TASK DETAILS ::
Once you know how many lines below hold "panel", reply with that number and add nothing.

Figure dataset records
╭──
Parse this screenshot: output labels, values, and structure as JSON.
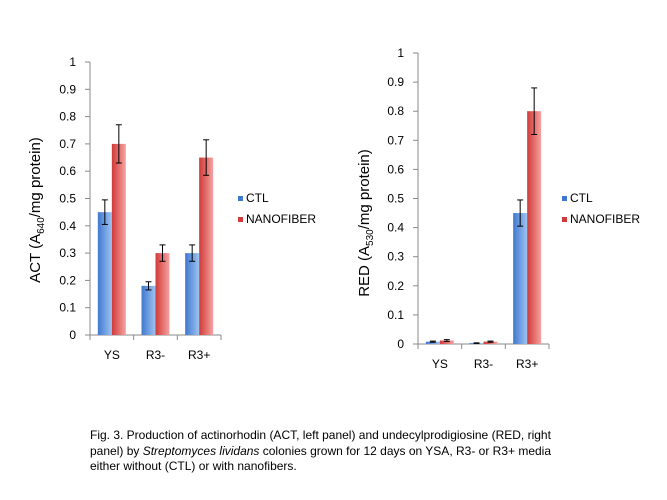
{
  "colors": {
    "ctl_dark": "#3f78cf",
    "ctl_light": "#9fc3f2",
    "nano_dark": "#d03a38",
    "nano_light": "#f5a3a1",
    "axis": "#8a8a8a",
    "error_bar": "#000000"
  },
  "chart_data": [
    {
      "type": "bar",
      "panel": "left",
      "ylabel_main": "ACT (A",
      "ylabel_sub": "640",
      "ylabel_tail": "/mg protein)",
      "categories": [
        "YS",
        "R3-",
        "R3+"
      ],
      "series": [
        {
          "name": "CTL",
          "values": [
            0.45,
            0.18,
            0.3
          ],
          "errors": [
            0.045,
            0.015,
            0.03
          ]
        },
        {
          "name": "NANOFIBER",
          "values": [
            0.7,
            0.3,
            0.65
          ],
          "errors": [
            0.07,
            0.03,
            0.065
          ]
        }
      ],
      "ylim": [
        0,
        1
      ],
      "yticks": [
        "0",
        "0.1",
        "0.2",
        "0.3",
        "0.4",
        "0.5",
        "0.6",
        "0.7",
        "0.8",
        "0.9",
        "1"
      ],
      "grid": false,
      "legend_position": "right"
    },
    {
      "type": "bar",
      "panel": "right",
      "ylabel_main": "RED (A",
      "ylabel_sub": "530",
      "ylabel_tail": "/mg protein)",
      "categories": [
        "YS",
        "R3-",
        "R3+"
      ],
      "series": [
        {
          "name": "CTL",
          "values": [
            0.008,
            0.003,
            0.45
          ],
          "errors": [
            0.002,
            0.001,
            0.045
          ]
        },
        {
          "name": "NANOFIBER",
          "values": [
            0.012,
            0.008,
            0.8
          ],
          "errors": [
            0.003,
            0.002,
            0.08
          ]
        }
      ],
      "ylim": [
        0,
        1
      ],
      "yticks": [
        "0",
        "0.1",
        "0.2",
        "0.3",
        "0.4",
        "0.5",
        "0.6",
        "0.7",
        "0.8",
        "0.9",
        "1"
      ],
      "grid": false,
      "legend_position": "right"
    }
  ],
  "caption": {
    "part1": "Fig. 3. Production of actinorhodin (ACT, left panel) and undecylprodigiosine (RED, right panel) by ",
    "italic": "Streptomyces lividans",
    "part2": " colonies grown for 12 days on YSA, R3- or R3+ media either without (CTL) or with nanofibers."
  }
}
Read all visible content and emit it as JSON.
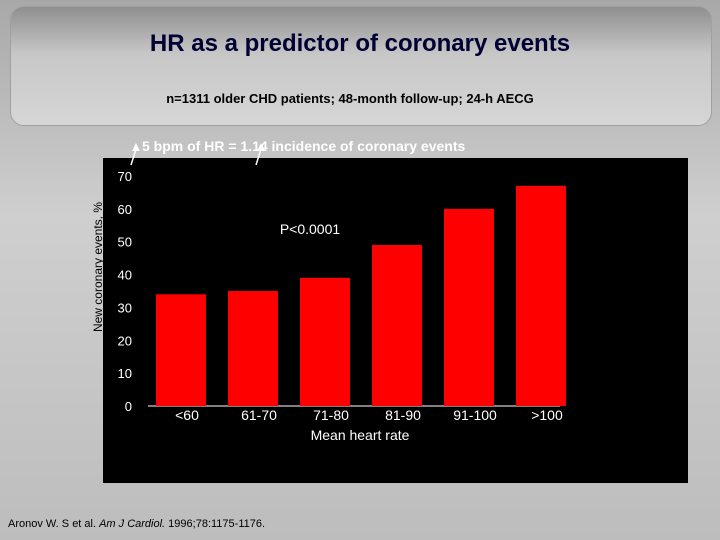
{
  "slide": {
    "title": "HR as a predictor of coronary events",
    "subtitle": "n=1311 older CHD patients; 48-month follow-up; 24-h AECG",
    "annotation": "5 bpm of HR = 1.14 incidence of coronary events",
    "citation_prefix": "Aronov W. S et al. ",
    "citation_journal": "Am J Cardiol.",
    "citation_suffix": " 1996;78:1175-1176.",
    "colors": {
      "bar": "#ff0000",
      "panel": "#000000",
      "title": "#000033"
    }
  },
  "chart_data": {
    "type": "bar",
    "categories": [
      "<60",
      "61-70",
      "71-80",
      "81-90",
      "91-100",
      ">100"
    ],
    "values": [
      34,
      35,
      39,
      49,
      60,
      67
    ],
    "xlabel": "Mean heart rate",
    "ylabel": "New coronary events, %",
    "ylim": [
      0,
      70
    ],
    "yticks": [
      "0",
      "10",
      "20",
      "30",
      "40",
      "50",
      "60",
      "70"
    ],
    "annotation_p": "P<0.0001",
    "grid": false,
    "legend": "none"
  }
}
╰──
RESPONSE TO THIS EXERCISE ::
4